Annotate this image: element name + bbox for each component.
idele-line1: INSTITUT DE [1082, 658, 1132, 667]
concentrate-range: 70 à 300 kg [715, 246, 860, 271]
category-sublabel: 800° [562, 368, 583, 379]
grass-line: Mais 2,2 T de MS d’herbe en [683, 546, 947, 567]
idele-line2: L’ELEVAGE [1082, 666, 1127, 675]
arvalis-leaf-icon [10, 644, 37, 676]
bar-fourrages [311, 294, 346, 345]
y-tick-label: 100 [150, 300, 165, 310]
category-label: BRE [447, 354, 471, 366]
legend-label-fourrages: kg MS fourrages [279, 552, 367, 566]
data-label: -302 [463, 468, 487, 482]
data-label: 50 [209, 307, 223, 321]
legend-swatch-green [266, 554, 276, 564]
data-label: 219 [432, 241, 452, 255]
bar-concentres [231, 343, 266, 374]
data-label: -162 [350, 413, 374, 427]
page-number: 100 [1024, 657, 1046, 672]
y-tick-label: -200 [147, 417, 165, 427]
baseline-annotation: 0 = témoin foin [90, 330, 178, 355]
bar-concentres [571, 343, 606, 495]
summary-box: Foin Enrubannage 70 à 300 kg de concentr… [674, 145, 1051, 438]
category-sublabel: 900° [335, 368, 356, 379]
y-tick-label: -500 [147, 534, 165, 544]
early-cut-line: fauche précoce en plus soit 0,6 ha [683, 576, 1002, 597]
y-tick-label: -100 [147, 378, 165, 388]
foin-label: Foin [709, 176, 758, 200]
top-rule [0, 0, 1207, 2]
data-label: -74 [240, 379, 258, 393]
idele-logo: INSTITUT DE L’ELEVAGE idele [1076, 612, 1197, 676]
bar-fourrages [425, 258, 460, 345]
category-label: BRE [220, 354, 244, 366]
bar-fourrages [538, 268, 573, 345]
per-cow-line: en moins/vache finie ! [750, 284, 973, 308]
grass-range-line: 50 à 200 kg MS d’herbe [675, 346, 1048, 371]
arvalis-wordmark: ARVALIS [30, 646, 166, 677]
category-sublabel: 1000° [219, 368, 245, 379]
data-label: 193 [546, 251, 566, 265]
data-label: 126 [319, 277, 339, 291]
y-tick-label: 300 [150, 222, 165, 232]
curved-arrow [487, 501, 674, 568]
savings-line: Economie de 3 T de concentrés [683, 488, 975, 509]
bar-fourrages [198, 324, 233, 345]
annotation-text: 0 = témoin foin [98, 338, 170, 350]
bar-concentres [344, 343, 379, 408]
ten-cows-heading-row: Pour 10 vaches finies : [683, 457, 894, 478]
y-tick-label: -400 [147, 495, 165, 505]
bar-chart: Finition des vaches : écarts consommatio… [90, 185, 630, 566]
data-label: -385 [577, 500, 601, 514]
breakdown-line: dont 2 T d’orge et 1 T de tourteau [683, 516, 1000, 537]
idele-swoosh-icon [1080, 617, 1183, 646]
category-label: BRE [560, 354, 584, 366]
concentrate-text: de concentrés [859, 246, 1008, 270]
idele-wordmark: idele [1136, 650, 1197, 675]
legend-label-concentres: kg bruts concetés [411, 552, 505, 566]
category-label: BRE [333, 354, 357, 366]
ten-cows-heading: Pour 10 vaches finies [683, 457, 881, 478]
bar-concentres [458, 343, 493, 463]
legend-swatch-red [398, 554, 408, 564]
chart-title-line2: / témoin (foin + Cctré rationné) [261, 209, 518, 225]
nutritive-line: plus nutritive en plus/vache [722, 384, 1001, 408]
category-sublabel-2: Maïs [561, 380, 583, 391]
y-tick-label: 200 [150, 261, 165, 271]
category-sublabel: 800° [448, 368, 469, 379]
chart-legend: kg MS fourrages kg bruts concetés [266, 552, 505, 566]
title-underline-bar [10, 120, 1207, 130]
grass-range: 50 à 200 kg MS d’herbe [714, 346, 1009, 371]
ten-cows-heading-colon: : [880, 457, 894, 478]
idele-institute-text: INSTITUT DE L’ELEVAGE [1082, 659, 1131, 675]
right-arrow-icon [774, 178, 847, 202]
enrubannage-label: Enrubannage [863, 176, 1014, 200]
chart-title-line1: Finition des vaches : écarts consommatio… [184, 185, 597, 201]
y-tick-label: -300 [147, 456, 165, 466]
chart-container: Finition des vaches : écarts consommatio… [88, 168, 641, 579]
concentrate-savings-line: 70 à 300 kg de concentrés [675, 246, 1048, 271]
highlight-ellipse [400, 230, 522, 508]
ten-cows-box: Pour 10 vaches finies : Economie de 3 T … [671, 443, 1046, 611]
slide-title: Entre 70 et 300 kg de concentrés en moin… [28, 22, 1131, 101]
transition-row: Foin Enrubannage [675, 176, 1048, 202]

◆ **Exercise prompt**
Return every row above verbatim, in its original order.

◆ **Result**
Annotate this image: element name + bbox for each component.
idele-line1: INSTITUT DE [1082, 658, 1132, 667]
concentrate-range: 70 à 300 kg [715, 246, 860, 271]
category-sublabel: 800° [562, 368, 583, 379]
grass-line: Mais 2,2 T de MS d’herbe en [683, 546, 947, 567]
idele-line2: L’ELEVAGE [1082, 666, 1127, 675]
arvalis-leaf-icon [10, 644, 37, 676]
bar-fourrages [311, 294, 346, 345]
y-tick-label: 100 [150, 300, 165, 310]
category-label: BRE [447, 354, 471, 366]
legend-label-fourrages: kg MS fourrages [279, 552, 367, 566]
data-label: -302 [463, 468, 487, 482]
data-label: 50 [209, 307, 223, 321]
legend-swatch-green [266, 554, 276, 564]
data-label: 219 [432, 241, 452, 255]
bar-concentres [231, 343, 266, 374]
data-label: -162 [350, 413, 374, 427]
page-number: 100 [1024, 657, 1046, 672]
y-tick-label: -200 [147, 417, 165, 427]
baseline-annotation: 0 = témoin foin [90, 330, 178, 355]
bar-concentres [571, 343, 606, 495]
summary-box: Foin Enrubannage 70 à 300 kg de concentr… [674, 145, 1051, 438]
category-sublabel: 900° [335, 368, 356, 379]
y-tick-label: -500 [147, 534, 165, 544]
early-cut-line: fauche précoce en plus soit 0,6 ha [683, 576, 1002, 597]
y-tick-label: -100 [147, 378, 165, 388]
foin-label: Foin [709, 176, 758, 200]
top-rule [0, 0, 1207, 2]
data-label: -74 [240, 379, 258, 393]
idele-logo: INSTITUT DE L’ELEVAGE idele [1076, 612, 1197, 676]
bar-fourrages [425, 258, 460, 345]
category-label: BRE [220, 354, 244, 366]
bar-fourrages [538, 268, 573, 345]
per-cow-line: en moins/vache finie ! [750, 284, 973, 308]
grass-range-line: 50 à 200 kg MS d’herbe [675, 346, 1048, 371]
arvalis-wordmark: ARVALIS [30, 646, 166, 677]
category-sublabel: 1000° [219, 368, 245, 379]
data-label: 193 [546, 251, 566, 265]
data-label: 126 [319, 277, 339, 291]
y-tick-label: 300 [150, 222, 165, 232]
curved-arrow [487, 501, 674, 568]
savings-line: Economie de 3 T de concentrés [683, 488, 975, 509]
bar-fourrages [198, 324, 233, 345]
annotation-text: 0 = témoin foin [98, 338, 170, 350]
bar-concentres [344, 343, 379, 408]
ten-cows-heading-row: Pour 10 vaches finies : [683, 457, 894, 478]
y-tick-label: -400 [147, 495, 165, 505]
bar-chart: Finition des vaches : écarts consommatio… [90, 185, 630, 566]
data-label: -385 [577, 500, 601, 514]
breakdown-line: dont 2 T d’orge et 1 T de tourteau [683, 516, 1000, 537]
idele-swoosh-icon [1080, 617, 1183, 646]
category-label: BRE [560, 354, 584, 366]
concentrate-text: de concentrés [859, 246, 1008, 270]
idele-wordmark: idele [1136, 650, 1197, 675]
legend-label-concentres: kg bruts concetés [411, 552, 505, 566]
category-label: BRE [333, 354, 357, 366]
ten-cows-heading: Pour 10 vaches finies [683, 457, 881, 478]
bar-concentres [458, 343, 493, 463]
legend-swatch-red [398, 554, 408, 564]
chart-title-line2: / témoin (foin + Cctré rationné) [261, 209, 518, 225]
nutritive-line: plus nutritive en plus/vache [722, 384, 1001, 408]
category-sublabel-2: Maïs [561, 380, 583, 391]
y-tick-label: 200 [150, 261, 165, 271]
category-sublabel: 800° [448, 368, 469, 379]
chart-legend: kg MS fourrages kg bruts concetés [266, 552, 505, 566]
title-underline-bar [10, 120, 1207, 130]
grass-range: 50 à 200 kg MS d’herbe [714, 346, 1009, 371]
ten-cows-heading-colon: : [880, 457, 894, 478]
idele-institute-text: INSTITUT DE L’ELEVAGE [1082, 659, 1131, 675]
right-arrow-icon [774, 178, 847, 202]
enrubannage-label: Enrubannage [863, 176, 1014, 200]
chart-title-line1: Finition des vaches : écarts consommatio… [184, 185, 597, 201]
y-tick-label: -300 [147, 456, 165, 466]
chart-container: Finition des vaches : écarts consommatio… [88, 168, 641, 579]
concentrate-savings-line: 70 à 300 kg de concentrés [675, 246, 1048, 271]
highlight-ellipse [400, 230, 522, 508]
ten-cows-box: Pour 10 vaches finies : Economie de 3 T … [671, 443, 1046, 611]
slide-title: Entre 70 et 300 kg de concentrés en moin… [28, 22, 1131, 101]
transition-row: Foin Enrubannage [675, 176, 1048, 202]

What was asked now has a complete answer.